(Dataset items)

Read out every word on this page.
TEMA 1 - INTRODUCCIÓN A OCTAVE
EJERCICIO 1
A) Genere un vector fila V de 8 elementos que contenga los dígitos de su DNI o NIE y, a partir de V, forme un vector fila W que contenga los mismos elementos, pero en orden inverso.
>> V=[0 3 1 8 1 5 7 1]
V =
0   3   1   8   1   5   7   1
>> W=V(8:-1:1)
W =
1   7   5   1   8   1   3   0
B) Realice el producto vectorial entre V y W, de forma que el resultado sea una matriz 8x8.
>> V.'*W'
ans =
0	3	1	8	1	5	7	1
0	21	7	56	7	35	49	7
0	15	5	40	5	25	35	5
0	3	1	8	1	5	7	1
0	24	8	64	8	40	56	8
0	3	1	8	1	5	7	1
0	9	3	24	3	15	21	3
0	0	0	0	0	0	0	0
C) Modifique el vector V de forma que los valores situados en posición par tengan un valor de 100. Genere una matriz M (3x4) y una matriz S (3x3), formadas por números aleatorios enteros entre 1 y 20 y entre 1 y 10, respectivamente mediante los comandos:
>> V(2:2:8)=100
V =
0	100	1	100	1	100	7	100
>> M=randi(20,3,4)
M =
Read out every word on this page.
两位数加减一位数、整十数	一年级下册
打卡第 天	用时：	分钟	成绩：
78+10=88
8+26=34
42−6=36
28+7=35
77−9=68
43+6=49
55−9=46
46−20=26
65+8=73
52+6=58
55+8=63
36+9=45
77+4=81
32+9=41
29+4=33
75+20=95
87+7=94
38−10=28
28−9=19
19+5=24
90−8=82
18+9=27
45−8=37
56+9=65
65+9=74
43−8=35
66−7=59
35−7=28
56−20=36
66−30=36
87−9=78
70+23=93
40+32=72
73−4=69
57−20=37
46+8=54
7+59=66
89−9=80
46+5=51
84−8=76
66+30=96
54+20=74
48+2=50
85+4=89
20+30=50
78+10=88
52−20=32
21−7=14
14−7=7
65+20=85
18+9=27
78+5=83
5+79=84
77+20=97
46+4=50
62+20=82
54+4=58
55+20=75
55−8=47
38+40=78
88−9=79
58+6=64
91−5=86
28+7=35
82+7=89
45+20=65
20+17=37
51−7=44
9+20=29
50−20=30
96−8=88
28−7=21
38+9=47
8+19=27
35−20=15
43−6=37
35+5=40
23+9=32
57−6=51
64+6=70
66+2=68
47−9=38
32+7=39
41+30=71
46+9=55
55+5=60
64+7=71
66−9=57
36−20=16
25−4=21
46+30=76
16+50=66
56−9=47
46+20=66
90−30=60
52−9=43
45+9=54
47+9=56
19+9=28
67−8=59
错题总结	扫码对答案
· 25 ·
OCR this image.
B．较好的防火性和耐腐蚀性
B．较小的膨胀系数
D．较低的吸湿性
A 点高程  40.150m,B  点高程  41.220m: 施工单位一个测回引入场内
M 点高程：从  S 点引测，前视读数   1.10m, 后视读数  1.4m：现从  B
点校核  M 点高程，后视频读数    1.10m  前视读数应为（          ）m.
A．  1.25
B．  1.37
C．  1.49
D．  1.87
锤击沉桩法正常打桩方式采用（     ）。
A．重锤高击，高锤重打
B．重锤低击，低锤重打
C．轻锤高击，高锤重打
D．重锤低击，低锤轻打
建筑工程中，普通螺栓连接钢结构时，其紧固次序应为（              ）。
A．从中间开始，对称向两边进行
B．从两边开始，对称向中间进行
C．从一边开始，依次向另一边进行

Requirements - Repeat the data exactly. Leave nothing out.

Result below -
Read out every word on this page.
TEMA 1 - INTRODUCCIÓN A OCTAVE
EJERCICIO 1
A) Genere un vector fila V de 8 elementos que contenga los dígitos de su DNI o NIE y, a partir de V, forme un vector fila W que contenga los mismos elementos, pero en orden inverso.
>> V=[0 3 1 8 1 5 7 1]
V =
0   3   1   8   1   5   7   1
>> W=V(8:-1:1)
W =
1   7   5   1   8   1   3   0
B) Realice el producto vectorial entre V y W, de forma que el resultado sea una matriz 8x8.
>> V.'*W'
ans =
0	3	1	8	1	5	7	1
0	21	7	56	7	35	49	7
0	15	5	40	5	25	35	5
0	3	1	8	1	5	7	1
0	24	8	64	8	40	56	8
0	3	1	8	1	5	7	1
0	9	3	24	3	15	21	3
0	0	0	0	0	0	0	0
C) Modifique el vector V de forma que los valores situados en posición par tengan un valor de 100. Genere una matriz M (3x4) y una matriz S (3x3), formadas por números aleatorios enteros entre 1 y 20 y entre 1 y 10, respectivamente mediante los comandos:
>> V(2:2:8)=100
V =
0	100	1	100	1	100	7	100
>> M=randi(20,3,4)
M =
Read out every word on this page.
两位数加减一位数、整十数	一年级下册
打卡第 天	用时：	分钟	成绩：
78+10=88
8+26=34
42−6=36
28+7=35
77−9=68
43+6=49
55−9=46
46−20=26
65+8=73
52+6=58
55+8=63
36+9=45
77+4=81
32+9=41
29+4=33
75+20=95
87+7=94
38−10=28
28−9=19
19+5=24
90−8=82
18+9=27
45−8=37
56+9=65
65+9=74
43−8=35
66−7=59
35−7=28
56−20=36
66−30=36
87−9=78
70+23=93
40+32=72
73−4=69
57−20=37
46+8=54
7+59=66
89−9=80
46+5=51
84−8=76
66+30=96
54+20=74
48+2=50
85+4=89
20+30=50
78+10=88
52−20=32
21−7=14
14−7=7
65+20=85
18+9=27
78+5=83
5+79=84
77+20=97
46+4=50
62+20=82
54+4=58
55+20=75
55−8=47
38+40=78
88−9=79
58+6=64
91−5=86
28+7=35
82+7=89
45+20=65
20+17=37
51−7=44
9+20=29
50−20=30
96−8=88
28−7=21
38+9=47
8+19=27
35−20=15
43−6=37
35+5=40
23+9=32
57−6=51
64+6=70
66+2=68
47−9=38
32+7=39
41+30=71
46+9=55
55+5=60
64+7=71
66−9=57
36−20=16
25−4=21
46+30=76
16+50=66
56−9=47
46+20=66
90−30=60
52−9=43
45+9=54
47+9=56
19+9=28
67−8=59
错题总结	扫码对答案
· 25 ·
OCR this image.
B．较好的防火性和耐腐蚀性
B．较小的膨胀系数
D．较低的吸湿性
A 点高程  40.150m,B  点高程  41.220m: 施工单位一个测回引入场内
M 点高程：从  S 点引测，前视读数   1.10m, 后视读数  1.4m：现从  B
点校核  M 点高程，后视频读数    1.10m  前视读数应为（          ）m.
A．  1.25
B．  1.37
C．  1.49
D．  1.87
锤击沉桩法正常打桩方式采用（     ）。
A．重锤高击，高锤重打
B．重锤低击，低锤重打
C．轻锤高击，高锤重打
D．重锤低击，低锤轻打
建筑工程中，普通螺栓连接钢结构时，其紧固次序应为（              ）。
A．从中间开始，对称向两边进行
B．从两边开始，对称向中间进行
C．从一边开始，依次向另一边进行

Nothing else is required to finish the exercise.